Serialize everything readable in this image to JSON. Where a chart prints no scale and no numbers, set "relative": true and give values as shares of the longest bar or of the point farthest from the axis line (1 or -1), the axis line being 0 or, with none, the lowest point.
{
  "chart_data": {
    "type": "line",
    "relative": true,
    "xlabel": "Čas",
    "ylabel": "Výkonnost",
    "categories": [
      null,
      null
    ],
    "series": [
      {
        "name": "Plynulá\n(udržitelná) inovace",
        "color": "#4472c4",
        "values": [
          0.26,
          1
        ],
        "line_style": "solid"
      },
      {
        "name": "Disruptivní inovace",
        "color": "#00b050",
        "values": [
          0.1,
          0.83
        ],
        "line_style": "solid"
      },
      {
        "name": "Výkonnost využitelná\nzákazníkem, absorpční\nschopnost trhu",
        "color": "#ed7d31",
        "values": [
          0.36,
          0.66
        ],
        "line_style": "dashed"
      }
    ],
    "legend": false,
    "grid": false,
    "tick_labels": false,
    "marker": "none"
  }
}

──────────────────────────────

▶ [Exercise directions]: Set every line of the listing down word for word.

▶ [Task solution]:
Serialize everything readable in this image to JSON. Where a chart prints no scale and no numbers, set "relative": true and give values as shares of the longest bar or of the point farthest from the axis line (1 or -1), the axis line being 0 or, with none, the lowest point.
{
  "chart_data": {
    "type": "line",
    "relative": true,
    "xlabel": "Čas",
    "ylabel": "Výkonnost",
    "categories": [
      null,
      null
    ],
    "series": [
      {
        "name": "Plynulá\n(udržitelná) inovace",
        "color": "#4472c4",
        "values": [
          0.26,
          1
        ],
        "line_style": "solid"
      },
      {
        "name": "Disruptivní inovace",
        "color": "#00b050",
        "values": [
          0.1,
          0.83
        ],
        "line_style": "solid"
      },
      {
        "name": "Výkonnost využitelná\nzákazníkem, absorpční\nschopnost trhu",
        "color": "#ed7d31",
        "values": [
          0.36,
          0.66
        ],
        "line_style": "dashed"
      }
    ],
    "legend": false,
    "grid": false,
    "tick_labels": false,
    "marker": "none"
  }
}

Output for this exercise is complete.